§ **What you need to do**:
Repeat the full listing, word for word.

Records from a collection of figures:
________________________________________
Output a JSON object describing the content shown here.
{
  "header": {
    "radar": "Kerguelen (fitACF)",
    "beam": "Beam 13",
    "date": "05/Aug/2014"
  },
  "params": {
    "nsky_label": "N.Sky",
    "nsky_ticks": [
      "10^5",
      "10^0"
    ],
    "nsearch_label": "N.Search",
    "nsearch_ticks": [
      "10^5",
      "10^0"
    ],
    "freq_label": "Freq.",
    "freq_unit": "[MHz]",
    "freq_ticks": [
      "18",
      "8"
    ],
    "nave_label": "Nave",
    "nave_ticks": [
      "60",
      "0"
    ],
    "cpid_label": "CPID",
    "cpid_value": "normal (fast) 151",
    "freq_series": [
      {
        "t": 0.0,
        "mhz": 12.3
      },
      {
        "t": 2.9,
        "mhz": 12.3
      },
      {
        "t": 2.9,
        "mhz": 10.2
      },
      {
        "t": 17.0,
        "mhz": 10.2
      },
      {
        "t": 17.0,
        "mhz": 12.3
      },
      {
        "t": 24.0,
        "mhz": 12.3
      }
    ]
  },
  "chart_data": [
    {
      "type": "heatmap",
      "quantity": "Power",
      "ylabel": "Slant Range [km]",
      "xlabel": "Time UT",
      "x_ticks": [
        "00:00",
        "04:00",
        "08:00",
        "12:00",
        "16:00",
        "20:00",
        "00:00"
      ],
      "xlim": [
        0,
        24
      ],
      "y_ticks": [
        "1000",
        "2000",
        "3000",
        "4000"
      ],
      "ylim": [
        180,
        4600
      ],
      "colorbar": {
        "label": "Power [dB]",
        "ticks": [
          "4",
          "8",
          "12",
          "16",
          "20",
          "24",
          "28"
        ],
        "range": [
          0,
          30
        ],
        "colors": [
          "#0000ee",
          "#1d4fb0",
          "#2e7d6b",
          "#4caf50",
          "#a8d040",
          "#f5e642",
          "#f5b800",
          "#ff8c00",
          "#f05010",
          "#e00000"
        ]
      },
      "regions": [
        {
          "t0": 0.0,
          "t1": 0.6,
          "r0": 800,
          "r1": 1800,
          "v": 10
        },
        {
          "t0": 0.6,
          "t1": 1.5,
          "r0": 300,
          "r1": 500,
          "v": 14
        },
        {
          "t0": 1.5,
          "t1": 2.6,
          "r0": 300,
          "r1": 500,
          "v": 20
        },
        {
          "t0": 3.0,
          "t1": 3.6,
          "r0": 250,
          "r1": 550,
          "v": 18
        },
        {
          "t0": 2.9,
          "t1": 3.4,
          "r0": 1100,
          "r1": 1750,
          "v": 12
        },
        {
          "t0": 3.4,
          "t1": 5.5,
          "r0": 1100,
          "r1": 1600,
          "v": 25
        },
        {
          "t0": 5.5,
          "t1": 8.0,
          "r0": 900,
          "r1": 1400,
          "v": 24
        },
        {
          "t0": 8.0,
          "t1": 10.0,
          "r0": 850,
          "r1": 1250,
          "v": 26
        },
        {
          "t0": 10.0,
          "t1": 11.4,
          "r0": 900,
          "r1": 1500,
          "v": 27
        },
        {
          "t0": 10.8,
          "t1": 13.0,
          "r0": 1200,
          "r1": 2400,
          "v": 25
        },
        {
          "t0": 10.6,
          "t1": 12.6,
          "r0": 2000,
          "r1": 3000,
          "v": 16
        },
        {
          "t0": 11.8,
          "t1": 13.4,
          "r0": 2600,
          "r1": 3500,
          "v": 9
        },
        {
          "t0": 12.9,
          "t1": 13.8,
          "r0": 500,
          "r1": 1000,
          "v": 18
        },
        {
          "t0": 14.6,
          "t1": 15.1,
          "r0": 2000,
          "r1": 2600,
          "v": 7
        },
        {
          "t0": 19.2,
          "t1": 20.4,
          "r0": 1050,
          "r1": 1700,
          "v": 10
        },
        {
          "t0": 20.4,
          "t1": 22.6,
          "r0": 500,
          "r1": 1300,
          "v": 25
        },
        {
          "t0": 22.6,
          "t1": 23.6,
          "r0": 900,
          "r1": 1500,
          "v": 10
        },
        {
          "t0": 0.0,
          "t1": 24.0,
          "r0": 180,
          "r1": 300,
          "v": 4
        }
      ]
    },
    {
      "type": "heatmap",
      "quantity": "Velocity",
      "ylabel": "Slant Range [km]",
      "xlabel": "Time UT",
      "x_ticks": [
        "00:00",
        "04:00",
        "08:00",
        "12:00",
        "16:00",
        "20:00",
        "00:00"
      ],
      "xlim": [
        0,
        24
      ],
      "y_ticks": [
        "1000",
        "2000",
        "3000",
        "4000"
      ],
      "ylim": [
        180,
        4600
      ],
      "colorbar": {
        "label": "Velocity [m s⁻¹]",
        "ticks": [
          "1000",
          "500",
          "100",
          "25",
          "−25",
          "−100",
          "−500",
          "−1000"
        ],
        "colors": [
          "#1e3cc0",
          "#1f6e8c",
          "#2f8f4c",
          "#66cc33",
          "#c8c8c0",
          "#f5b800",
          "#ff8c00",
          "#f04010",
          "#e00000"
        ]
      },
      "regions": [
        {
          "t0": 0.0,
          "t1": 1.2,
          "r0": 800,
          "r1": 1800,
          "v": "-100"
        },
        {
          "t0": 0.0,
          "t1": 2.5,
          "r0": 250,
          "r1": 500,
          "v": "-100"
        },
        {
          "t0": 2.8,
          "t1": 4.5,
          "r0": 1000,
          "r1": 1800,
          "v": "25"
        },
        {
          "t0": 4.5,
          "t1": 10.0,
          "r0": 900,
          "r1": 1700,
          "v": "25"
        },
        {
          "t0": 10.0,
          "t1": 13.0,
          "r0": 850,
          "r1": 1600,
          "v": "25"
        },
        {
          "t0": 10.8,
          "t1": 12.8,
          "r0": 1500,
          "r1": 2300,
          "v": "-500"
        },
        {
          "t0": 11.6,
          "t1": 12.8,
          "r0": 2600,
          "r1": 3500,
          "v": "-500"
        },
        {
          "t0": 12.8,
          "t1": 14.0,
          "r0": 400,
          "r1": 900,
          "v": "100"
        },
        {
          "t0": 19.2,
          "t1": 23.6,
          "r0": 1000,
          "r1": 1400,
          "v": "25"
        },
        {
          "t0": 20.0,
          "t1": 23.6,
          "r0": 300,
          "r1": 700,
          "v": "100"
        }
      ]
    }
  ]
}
________________________________________
§ **Task answer**:
Output a JSON object describing the content shown here.
{
  "header": {
    "radar": "Kerguelen (fitACF)",
    "beam": "Beam 13",
    "date": "05/Aug/2014"
  },
  "params": {
    "nsky_label": "N.Sky",
    "nsky_ticks": [
      "10^5",
      "10^0"
    ],
    "nsearch_label": "N.Search",
    "nsearch_ticks": [
      "10^5",
      "10^0"
    ],
    "freq_label": "Freq.",
    "freq_unit": "[MHz]",
    "freq_ticks": [
      "18",
      "8"
    ],
    "nave_label": "Nave",
    "nave_ticks": [
      "60",
      "0"
    ],
    "cpid_label": "CPID",
    "cpid_value": "normal (fast) 151",
    "freq_series": [
      {
        "t": 0.0,
        "mhz": 12.3
      },
      {
        "t": 2.9,
        "mhz": 12.3
      },
      {
        "t": 2.9,
        "mhz": 10.2
      },
      {
        "t": 17.0,
        "mhz": 10.2
      },
      {
        "t": 17.0,
        "mhz": 12.3
      },
      {
        "t": 24.0,
        "mhz": 12.3
      }
    ]
  },
  "chart_data": [
    {
      "type": "heatmap",
      "quantity": "Power",
      "ylabel": "Slant Range [km]",
      "xlabel": "Time UT",
      "x_ticks": [
        "00:00",
        "04:00",
        "08:00",
        "12:00",
        "16:00",
        "20:00",
        "00:00"
      ],
      "xlim": [
        0,
        24
      ],
      "y_ticks": [
        "1000",
        "2000",
        "3000",
        "4000"
      ],
      "ylim": [
        180,
        4600
      ],
      "colorbar": {
        "label": "Power [dB]",
        "ticks": [
          "4",
          "8",
          "12",
          "16",
          "20",
          "24",
          "28"
        ],
        "range": [
          0,
          30
        ],
        "colors": [
          "#0000ee",
          "#1d4fb0",
          "#2e7d6b",
          "#4caf50",
          "#a8d040",
          "#f5e642",
          "#f5b800",
          "#ff8c00",
          "#f05010",
          "#e00000"
        ]
      },
      "regions": [
        {
          "t0": 0.0,
          "t1": 0.6,
          "r0": 800,
          "r1": 1800,
          "v": 10
        },
        {
          "t0": 0.6,
          "t1": 1.5,
          "r0": 300,
          "r1": 500,
          "v": 14
        },
        {
          "t0": 1.5,
          "t1": 2.6,
          "r0": 300,
          "r1": 500,
          "v": 20
        },
        {
          "t0": 3.0,
          "t1": 3.6,
          "r0": 250,
          "r1": 550,
          "v": 18
        },
        {
          "t0": 2.9,
          "t1": 3.4,
          "r0": 1100,
          "r1": 1750,
          "v": 12
        },
        {
          "t0": 3.4,
          "t1": 5.5,
          "r0": 1100,
          "r1": 1600,
          "v": 25
        },
        {
          "t0": 5.5,
          "t1": 8.0,
          "r0": 900,
          "r1": 1400,
          "v": 24
        },
        {
          "t0": 8.0,
          "t1": 10.0,
          "r0": 850,
          "r1": 1250,
          "v": 26
        },
        {
          "t0": 10.0,
          "t1": 11.4,
          "r0": 900,
          "r1": 1500,
          "v": 27
        },
        {
          "t0": 10.8,
          "t1": 13.0,
          "r0": 1200,
          "r1": 2400,
          "v": 25
        },
        {
          "t0": 10.6,
          "t1": 12.6,
          "r0": 2000,
          "r1": 3000,
          "v": 16
        },
        {
          "t0": 11.8,
          "t1": 13.4,
          "r0": 2600,
          "r1": 3500,
          "v": 9
        },
        {
          "t0": 12.9,
          "t1": 13.8,
          "r0": 500,
          "r1": 1000,
          "v": 18
        },
        {
          "t0": 14.6,
          "t1": 15.1,
          "r0": 2000,
          "r1": 2600,
          "v": 7
        },
        {
          "t0": 19.2,
          "t1": 20.4,
          "r0": 1050,
          "r1": 1700,
          "v": 10
        },
        {
          "t0": 20.4,
          "t1": 22.6,
          "r0": 500,
          "r1": 1300,
          "v": 25
        },
        {
          "t0": 22.6,
          "t1": 23.6,
          "r0": 900,
          "r1": 1500,
          "v": 10
        },
        {
          "t0": 0.0,
          "t1": 24.0,
          "r0": 180,
          "r1": 300,
          "v": 4
        }
      ]
    },
    {
      "type": "heatmap",
      "quantity": "Velocity",
      "ylabel": "Slant Range [km]",
      "xlabel": "Time UT",
      "x_ticks": [
        "00:00",
        "04:00",
        "08:00",
        "12:00",
        "16:00",
        "20:00",
        "00:00"
      ],
      "xlim": [
        0,
        24
      ],
      "y_ticks": [
        "1000",
        "2000",
        "3000",
        "4000"
      ],
      "ylim": [
        180,
        4600
      ],
      "colorbar": {
        "label": "Velocity [m s⁻¹]",
        "ticks": [
          "1000",
          "500",
          "100",
          "25",
          "−25",
          "−100",
          "−500",
          "−1000"
        ],
        "colors": [
          "#1e3cc0",
          "#1f6e8c",
          "#2f8f4c",
          "#66cc33",
          "#c8c8c0",
          "#f5b800",
          "#ff8c00",
          "#f04010",
          "#e00000"
        ]
      },
      "regions": [
        {
          "t0": 0.0,
          "t1": 1.2,
          "r0": 800,
          "r1": 1800,
          "v": "-100"
        },
        {
          "t0": 0.0,
          "t1": 2.5,
          "r0": 250,
          "r1": 500,
          "v": "-100"
        },
        {
          "t0": 2.8,
          "t1": 4.5,
          "r0": 1000,
          "r1": 1800,
          "v": "25"
        },
        {
          "t0": 4.5,
          "t1": 10.0,
          "r0": 900,
          "r1": 1700,
          "v": "25"
        },
        {
          "t0": 10.0,
          "t1": 13.0,
          "r0": 850,
          "r1": 1600,
          "v": "25"
        },
        {
          "t0": 10.8,
          "t1": 12.8,
          "r0": 1500,
          "r1": 2300,
          "v": "-500"
        },
        {
          "t0": 11.6,
          "t1": 12.8,
          "r0": 2600,
          "r1": 3500,
          "v": "-500"
        },
        {
          "t0": 12.8,
          "t1": 14.0,
          "r0": 400,
          "r1": 900,
          "v": "100"
        },
        {
          "t0": 19.2,
          "t1": 23.6,
          "r0": 1000,
          "r1": 1400,
          "v": "25"
        },
        {
          "t0": 20.0,
          "t1": 23.6,
          "r0": 300,
          "r1": 700,
          "v": "100"
        }
      ]
    }
  ]
}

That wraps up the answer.